=== Entries shown ===

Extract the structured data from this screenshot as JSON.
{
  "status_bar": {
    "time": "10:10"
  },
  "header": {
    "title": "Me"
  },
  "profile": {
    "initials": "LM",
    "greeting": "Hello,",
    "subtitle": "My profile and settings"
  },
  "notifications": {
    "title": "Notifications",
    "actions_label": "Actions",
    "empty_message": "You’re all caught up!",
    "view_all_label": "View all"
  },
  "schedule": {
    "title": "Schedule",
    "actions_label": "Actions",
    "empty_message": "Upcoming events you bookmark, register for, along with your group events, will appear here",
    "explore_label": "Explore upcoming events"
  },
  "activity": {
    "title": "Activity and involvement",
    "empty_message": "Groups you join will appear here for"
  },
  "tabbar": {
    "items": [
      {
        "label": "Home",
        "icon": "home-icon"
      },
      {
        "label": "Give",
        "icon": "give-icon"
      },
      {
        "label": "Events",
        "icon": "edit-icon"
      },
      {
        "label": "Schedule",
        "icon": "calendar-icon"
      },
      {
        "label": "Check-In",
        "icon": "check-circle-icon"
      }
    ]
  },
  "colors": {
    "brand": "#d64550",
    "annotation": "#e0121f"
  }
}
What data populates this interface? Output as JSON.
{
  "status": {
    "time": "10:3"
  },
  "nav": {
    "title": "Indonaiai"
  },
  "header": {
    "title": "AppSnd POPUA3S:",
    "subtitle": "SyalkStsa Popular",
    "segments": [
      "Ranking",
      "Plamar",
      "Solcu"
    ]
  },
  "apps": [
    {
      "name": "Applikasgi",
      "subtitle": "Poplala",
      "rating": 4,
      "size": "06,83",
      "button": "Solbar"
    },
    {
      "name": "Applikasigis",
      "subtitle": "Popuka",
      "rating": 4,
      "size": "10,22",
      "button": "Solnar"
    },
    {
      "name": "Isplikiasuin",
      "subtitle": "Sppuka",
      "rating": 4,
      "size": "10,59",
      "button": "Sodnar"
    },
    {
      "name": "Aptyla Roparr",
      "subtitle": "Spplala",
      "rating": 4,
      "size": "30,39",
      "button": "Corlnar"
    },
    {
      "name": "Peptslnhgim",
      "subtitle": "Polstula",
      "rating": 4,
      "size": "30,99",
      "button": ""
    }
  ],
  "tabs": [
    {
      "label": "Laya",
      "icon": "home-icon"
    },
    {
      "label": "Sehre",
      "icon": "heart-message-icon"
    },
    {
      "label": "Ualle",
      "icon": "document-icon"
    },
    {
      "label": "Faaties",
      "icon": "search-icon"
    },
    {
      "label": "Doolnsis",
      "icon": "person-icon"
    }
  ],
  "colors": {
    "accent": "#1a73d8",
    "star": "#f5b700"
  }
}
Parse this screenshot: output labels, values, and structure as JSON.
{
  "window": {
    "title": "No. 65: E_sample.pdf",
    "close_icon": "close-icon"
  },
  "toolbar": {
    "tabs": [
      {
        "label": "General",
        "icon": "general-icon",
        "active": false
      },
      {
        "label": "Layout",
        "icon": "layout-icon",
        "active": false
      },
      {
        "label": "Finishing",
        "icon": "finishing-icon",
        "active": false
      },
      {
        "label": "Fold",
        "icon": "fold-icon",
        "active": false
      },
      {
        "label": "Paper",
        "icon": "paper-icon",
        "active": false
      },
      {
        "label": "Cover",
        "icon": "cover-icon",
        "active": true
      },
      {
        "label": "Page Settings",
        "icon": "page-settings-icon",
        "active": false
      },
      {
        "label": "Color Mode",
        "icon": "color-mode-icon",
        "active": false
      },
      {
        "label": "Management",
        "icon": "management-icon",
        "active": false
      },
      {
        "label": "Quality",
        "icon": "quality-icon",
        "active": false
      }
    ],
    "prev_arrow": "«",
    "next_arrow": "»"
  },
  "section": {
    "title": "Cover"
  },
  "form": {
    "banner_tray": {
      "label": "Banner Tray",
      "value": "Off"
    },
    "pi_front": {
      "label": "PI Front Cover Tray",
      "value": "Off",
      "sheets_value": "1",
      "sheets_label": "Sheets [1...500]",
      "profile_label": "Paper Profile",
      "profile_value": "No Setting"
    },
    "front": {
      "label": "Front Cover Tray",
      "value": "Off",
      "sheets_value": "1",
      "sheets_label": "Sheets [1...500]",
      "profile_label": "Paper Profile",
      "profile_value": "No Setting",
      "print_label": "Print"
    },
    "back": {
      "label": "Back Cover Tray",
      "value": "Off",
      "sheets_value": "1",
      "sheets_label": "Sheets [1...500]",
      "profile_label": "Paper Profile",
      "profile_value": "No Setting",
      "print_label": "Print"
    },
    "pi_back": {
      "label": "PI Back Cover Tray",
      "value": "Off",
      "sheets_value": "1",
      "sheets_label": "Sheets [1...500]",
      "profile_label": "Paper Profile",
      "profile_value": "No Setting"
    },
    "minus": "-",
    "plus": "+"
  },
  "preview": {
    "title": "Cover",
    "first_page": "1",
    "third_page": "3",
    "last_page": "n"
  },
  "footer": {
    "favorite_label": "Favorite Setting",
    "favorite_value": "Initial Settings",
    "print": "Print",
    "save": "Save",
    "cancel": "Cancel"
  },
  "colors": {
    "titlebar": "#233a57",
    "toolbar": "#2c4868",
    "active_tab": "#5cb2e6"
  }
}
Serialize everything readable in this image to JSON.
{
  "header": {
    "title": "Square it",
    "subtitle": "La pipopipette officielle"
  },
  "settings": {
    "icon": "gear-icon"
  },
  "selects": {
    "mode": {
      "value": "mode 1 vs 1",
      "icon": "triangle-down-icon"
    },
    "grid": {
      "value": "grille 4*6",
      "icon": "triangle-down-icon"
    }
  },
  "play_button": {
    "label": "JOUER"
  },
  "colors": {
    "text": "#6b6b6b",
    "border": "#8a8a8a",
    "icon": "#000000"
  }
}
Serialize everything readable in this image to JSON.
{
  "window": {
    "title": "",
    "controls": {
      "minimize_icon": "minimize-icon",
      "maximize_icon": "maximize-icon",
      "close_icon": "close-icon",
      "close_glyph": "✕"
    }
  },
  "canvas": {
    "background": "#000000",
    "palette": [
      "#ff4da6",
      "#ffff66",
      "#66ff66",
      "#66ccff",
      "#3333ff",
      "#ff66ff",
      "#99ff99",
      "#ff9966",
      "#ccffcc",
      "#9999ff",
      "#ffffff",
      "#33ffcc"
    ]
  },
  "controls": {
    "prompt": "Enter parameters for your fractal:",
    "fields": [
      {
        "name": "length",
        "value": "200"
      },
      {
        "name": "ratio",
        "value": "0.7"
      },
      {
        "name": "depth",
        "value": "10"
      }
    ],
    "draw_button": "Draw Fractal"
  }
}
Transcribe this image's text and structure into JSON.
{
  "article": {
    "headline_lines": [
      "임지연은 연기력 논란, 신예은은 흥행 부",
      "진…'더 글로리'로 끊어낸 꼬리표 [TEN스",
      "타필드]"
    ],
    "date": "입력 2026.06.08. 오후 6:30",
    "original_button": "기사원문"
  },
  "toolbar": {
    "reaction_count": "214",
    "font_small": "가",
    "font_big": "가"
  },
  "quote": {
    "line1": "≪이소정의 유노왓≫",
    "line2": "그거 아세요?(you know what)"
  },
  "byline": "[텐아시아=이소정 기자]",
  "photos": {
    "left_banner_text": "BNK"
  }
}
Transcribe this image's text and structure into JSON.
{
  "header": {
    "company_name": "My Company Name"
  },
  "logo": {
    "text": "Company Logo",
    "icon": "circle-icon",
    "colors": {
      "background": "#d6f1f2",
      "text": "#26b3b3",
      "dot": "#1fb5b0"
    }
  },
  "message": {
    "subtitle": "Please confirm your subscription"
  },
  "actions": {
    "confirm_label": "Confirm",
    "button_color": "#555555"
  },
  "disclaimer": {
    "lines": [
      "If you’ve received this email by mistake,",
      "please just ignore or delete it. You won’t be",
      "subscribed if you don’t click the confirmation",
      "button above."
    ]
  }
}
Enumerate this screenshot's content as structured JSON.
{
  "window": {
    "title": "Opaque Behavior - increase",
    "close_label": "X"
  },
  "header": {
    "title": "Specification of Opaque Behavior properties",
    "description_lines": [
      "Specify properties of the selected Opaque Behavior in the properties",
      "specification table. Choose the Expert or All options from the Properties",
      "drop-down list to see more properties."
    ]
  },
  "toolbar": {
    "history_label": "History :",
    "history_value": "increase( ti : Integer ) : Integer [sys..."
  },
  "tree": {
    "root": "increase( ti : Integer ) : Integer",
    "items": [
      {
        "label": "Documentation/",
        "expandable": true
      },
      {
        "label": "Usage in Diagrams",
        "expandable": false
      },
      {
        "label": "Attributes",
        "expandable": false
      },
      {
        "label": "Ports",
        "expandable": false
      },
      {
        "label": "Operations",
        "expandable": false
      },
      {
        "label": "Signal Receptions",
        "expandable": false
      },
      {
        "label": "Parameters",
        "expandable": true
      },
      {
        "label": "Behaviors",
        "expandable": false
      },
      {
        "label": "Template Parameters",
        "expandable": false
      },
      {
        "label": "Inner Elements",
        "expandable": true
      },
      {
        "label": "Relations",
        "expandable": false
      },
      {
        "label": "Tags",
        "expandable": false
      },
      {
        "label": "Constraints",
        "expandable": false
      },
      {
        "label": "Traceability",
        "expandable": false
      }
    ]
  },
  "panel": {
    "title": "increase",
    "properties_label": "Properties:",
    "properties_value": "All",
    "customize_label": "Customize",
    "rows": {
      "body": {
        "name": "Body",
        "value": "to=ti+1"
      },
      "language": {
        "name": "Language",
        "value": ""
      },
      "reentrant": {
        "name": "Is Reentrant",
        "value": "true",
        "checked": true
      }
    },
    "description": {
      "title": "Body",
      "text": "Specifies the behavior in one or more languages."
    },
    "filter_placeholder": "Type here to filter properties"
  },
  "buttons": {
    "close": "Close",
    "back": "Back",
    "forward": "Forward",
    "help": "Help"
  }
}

===

> _Written exercise_: Pull every line containing "increase" out of the data above.

> _Exercise solution_:
    "title": "Opaque Behavior - increase",
    "history_value": "increase( ti : Integer ) : Integer [sys..."
    "root": "increase( ti : Integer ) : Integer",
    "title": "increase",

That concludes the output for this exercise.